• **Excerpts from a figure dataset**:
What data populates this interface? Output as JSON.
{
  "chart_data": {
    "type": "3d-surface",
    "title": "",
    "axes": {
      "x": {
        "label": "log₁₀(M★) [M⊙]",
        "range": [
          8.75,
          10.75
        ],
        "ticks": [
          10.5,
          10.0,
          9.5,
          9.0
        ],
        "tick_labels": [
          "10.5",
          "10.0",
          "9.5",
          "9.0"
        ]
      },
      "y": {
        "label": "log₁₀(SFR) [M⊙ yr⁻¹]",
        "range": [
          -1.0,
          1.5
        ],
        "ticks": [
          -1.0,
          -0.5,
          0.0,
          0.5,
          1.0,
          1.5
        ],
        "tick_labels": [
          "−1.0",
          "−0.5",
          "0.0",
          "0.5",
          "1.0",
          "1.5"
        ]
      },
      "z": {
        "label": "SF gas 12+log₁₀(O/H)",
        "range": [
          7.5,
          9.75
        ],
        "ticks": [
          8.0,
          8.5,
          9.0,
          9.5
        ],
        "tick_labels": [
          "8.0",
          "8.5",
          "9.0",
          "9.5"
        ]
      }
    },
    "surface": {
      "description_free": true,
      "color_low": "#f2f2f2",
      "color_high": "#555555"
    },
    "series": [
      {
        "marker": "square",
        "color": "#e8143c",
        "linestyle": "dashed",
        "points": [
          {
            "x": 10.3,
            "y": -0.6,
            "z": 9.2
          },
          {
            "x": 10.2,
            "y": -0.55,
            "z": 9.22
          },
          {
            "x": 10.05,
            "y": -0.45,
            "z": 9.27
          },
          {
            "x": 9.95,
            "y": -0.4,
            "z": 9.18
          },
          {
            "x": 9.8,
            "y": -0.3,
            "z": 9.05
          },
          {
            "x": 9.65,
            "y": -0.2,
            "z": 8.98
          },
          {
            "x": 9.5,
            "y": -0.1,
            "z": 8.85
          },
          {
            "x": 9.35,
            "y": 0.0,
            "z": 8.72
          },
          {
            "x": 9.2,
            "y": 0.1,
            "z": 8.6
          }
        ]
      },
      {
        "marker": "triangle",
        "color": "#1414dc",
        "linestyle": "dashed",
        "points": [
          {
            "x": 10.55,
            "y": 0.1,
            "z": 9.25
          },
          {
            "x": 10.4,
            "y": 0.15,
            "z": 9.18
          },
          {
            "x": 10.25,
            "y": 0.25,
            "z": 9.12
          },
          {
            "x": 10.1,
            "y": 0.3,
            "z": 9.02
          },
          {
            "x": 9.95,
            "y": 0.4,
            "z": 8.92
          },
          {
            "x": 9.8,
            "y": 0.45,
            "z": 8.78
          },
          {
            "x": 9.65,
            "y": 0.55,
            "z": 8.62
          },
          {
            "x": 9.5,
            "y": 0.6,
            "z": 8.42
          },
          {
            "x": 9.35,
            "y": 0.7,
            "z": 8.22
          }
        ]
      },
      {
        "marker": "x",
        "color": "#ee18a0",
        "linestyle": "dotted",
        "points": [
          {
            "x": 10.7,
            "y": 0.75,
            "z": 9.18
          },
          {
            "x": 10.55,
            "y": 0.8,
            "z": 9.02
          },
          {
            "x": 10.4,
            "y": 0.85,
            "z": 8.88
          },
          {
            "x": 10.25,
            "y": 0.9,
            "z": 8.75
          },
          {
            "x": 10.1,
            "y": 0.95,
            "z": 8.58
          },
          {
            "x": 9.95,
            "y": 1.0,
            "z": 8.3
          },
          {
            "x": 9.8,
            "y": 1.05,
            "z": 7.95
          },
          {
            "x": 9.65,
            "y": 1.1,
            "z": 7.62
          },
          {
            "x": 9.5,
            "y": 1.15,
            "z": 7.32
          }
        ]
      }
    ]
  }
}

• **DIRECTION**:
Write each line above out exactly.

• **EXERCISE RESPONSE**:
What data populates this interface? Output as JSON.
{
  "chart_data": {
    "type": "3d-surface",
    "title": "",
    "axes": {
      "x": {
        "label": "log₁₀(M★) [M⊙]",
        "range": [
          8.75,
          10.75
        ],
        "ticks": [
          10.5,
          10.0,
          9.5,
          9.0
        ],
        "tick_labels": [
          "10.5",
          "10.0",
          "9.5",
          "9.0"
        ]
      },
      "y": {
        "label": "log₁₀(SFR) [M⊙ yr⁻¹]",
        "range": [
          -1.0,
          1.5
        ],
        "ticks": [
          -1.0,
          -0.5,
          0.0,
          0.5,
          1.0,
          1.5
        ],
        "tick_labels": [
          "−1.0",
          "−0.5",
          "0.0",
          "0.5",
          "1.0",
          "1.5"
        ]
      },
      "z": {
        "label": "SF gas 12+log₁₀(O/H)",
        "range": [
          7.5,
          9.75
        ],
        "ticks": [
          8.0,
          8.5,
          9.0,
          9.5
        ],
        "tick_labels": [
          "8.0",
          "8.5",
          "9.0",
          "9.5"
        ]
      }
    },
    "surface": {
      "description_free": true,
      "color_low": "#f2f2f2",
      "color_high": "#555555"
    },
    "series": [
      {
        "marker": "square",
        "color": "#e8143c",
        "linestyle": "dashed",
        "points": [
          {
            "x": 10.3,
            "y": -0.6,
            "z": 9.2
          },
          {
            "x": 10.2,
            "y": -0.55,
            "z": 9.22
          },
          {
            "x": 10.05,
            "y": -0.45,
            "z": 9.27
          },
          {
            "x": 9.95,
            "y": -0.4,
            "z": 9.18
          },
          {
            "x": 9.8,
            "y": -0.3,
            "z": 9.05
          },
          {
            "x": 9.65,
            "y": -0.2,
            "z": 8.98
          },
          {
            "x": 9.5,
            "y": -0.1,
            "z": 8.85
          },
          {
            "x": 9.35,
            "y": 0.0,
            "z": 8.72
          },
          {
            "x": 9.2,
            "y": 0.1,
            "z": 8.6
          }
        ]
      },
      {
        "marker": "triangle",
        "color": "#1414dc",
        "linestyle": "dashed",
        "points": [
          {
            "x": 10.55,
            "y": 0.1,
            "z": 9.25
          },
          {
            "x": 10.4,
            "y": 0.15,
            "z": 9.18
          },
          {
            "x": 10.25,
            "y": 0.25,
            "z": 9.12
          },
          {
            "x": 10.1,
            "y": 0.3,
            "z": 9.02
          },
          {
            "x": 9.95,
            "y": 0.4,
            "z": 8.92
          },
          {
            "x": 9.8,
            "y": 0.45,
            "z": 8.78
          },
          {
            "x": 9.65,
            "y": 0.55,
            "z": 8.62
          },
          {
            "x": 9.5,
            "y": 0.6,
            "z": 8.42
          },
          {
            "x": 9.35,
            "y": 0.7,
            "z": 8.22
          }
        ]
      },
      {
        "marker": "x",
        "color": "#ee18a0",
        "linestyle": "dotted",
        "points": [
          {
            "x": 10.7,
            "y": 0.75,
            "z": 9.18
          },
          {
            "x": 10.55,
            "y": 0.8,
            "z": 9.02
          },
          {
            "x": 10.4,
            "y": 0.85,
            "z": 8.88
          },
          {
            "x": 10.25,
            "y": 0.9,
            "z": 8.75
          },
          {
            "x": 10.1,
            "y": 0.95,
            "z": 8.58
          },
          {
            "x": 9.95,
            "y": 1.0,
            "z": 8.3
          },
          {
            "x": 9.8,
            "y": 1.05,
            "z": 7.95
          },
          {
            "x": 9.65,
            "y": 1.1,
            "z": 7.62
          },
          {
            "x": 9.5,
            "y": 1.15,
            "z": 7.32
          }
        ]
      }
    ]
  }
}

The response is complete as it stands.